## YOUR OBJECTIVE
Give the data below again exactly as written, without its pictures.

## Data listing
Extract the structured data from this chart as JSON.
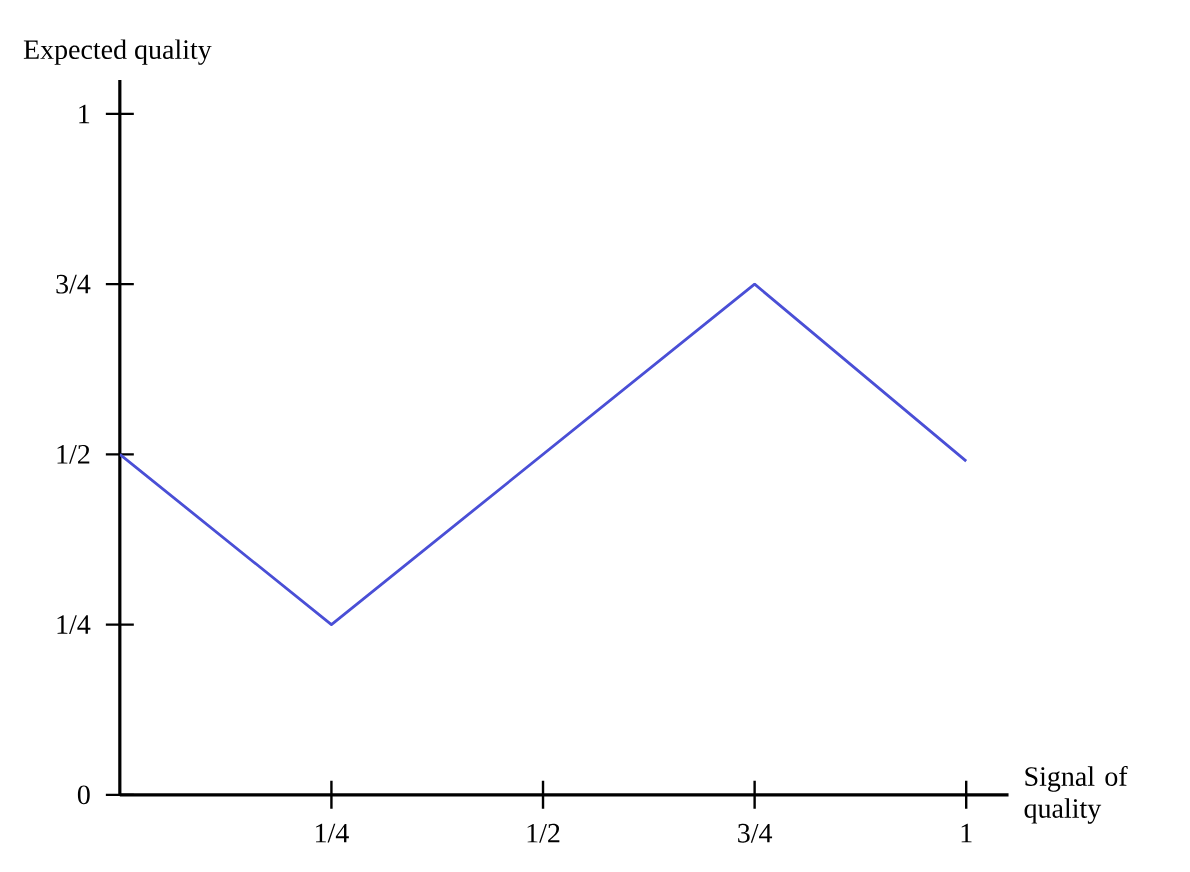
{
  "chart_data": {
    "type": "line",
    "xlabel": "Signal of quality",
    "ylabel": "Expected quality",
    "x": [
      0,
      0.25,
      0.75,
      1
    ],
    "series": [
      {
        "color": "#4a4fd6",
        "values": [
          0.5,
          0.25,
          0.75,
          0.49
        ]
      }
    ],
    "xlim": [
      0,
      1.05
    ],
    "ylim": [
      0,
      1.05
    ],
    "xticks": [
      {
        "value": 0.25,
        "label": "1/4"
      },
      {
        "value": 0.5,
        "label": "1/2"
      },
      {
        "value": 0.75,
        "label": "3/4"
      },
      1
    ],
    "yticks": [
      0,
      {
        "value": 0.25,
        "label": "1/4"
      },
      {
        "value": 0.5,
        "label": "1/2"
      },
      {
        "value": 0.75,
        "label": "3/4"
      },
      1
    ],
    "grid": false,
    "marker": "none",
    "line_style": "solid"
  }
}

## SOLUTION TO THE PROBLEM
Extract the structured data from this chart as JSON.
{
  "chart_data": {
    "type": "line",
    "xlabel": "Signal of quality",
    "ylabel": "Expected quality",
    "x": [
      0,
      0.25,
      0.75,
      1
    ],
    "series": [
      {
        "color": "#4a4fd6",
        "values": [
          0.5,
          0.25,
          0.75,
          0.49
        ]
      }
    ],
    "xlim": [
      0,
      1.05
    ],
    "ylim": [
      0,
      1.05
    ],
    "xticks": [
      {
        "value": 0.25,
        "label": "1/4"
      },
      {
        "value": 0.5,
        "label": "1/2"
      },
      {
        "value": 0.75,
        "label": "3/4"
      },
      1
    ],
    "yticks": [
      0,
      {
        "value": 0.25,
        "label": "1/4"
      },
      {
        "value": 0.5,
        "label": "1/2"
      },
      {
        "value": 0.75,
        "label": "3/4"
      },
      1
    ],
    "grid": false,
    "marker": "none",
    "line_style": "solid"
  }
}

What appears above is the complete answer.